SHORT TASK 1
Count the lines of the records that contain the string "tick", treating uppercase and lowercase as different, and reply with the number alone.

TEXT
▼
Monday, Jan 16, 2012, 10:09 pm
Goin’ Backward in Indiana: Muncie’s Omen and the Push for ‘Right to Work’
As Indiana legislators move closer to passing a "right-to-work" law, consider Muncie’s omen.
This can be the fate wrought by Republicans’ race to unhitch union strength in their state through "right-to-work" legislation, which allows workers to enjoy union bargaining benefits without paying dues to the union.
Here’s why: Like much of blue-collar Indiana, Muncie thrived in the good times. Good-paying factory-collar jobs—union jobs—brought good middle-class living. Then came the industrial tsunami, shutting out the lights in factories across Indiana, including those in Muncie.
From more than 57,500 jobs in 2000, the number has kept falling until it hit about 49,300 recently, a drop of about 9,400 jobs in Muncie. So folks in Muncie were thrilled when giant Caterpillar Inc., the world’s largest manufacturer of earth-moving equipment, opened a plant last year to build diesel locomotives. The pay isn’t great. But nowadays, a job is a job.
The plant is owned by Progress Rail Services Corp., a wholly owned subsidiary of Caterpillar. The company has another locomotive plant in London, Ontario.
But the workers at that plant were ushered out of the plant by Caterpillar on Jan. 1 when the company declared a lockout. The company said the union had threatened a strike and then called off a strike and so it had no choice because of the workplace uncertainty but to kick the workers off their jobs.
The Canadian Auto Workers union, which represents the 465-laid off workers in Ontario, said that the company wanted to cut workers’ wages in half, dramatically trim benefits and kill the workers’ pension plan, according to The New York Times.
The Canadian workers earn about $30 an hour and the Muncie workers, according to the Muncie Star-Press, reportedly earn between $12.50 to $14.50 an hour under a UAW contract. (Full disclosure: the UAW is an In These Times sponsor.)
▲
SHORT TASK 2
Print the passage of the Muncie right-to-work text verbatim, everything from "Here’s why: Like" down to "job is a job.".

EXCERPTED RECORDS
▼
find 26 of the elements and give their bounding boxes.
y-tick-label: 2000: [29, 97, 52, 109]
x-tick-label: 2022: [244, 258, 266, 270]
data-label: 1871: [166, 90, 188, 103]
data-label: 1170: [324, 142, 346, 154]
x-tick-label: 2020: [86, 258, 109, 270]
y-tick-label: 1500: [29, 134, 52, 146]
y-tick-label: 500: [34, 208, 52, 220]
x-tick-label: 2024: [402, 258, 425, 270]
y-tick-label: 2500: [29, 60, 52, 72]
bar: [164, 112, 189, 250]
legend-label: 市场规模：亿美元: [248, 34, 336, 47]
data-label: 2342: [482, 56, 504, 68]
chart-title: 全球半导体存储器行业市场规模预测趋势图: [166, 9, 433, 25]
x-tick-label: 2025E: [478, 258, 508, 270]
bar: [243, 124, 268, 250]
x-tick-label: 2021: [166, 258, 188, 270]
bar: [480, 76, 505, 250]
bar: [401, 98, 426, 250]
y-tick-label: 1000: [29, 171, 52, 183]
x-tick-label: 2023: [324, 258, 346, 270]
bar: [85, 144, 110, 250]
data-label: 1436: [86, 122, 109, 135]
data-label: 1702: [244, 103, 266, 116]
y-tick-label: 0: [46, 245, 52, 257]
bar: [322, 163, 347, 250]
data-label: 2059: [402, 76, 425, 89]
▲
CORRECT RESPONSE 1
12

CORRECT RESPONSE 2
Here’s why: Like much of blue-collar Indiana, Muncie thrived in the good times. Good-paying factory-collar jobs—union jobs—brought good middle-class living. Then came the industrial tsunami, shutting out the lights in factories across Indiana, including those in Muncie.
From more than 57,500 jobs in 2000, the number has kept falling until it hit about 49,300 recently, a drop of about 9,400 jobs in Muncie. So folks in Muncie were thrilled when giant Caterpillar Inc., the world’s largest manufacturer of earth-moving equipment, opened a plant last year to build diesel locomotives. The pay isn’t great. But nowadays, a job is a job.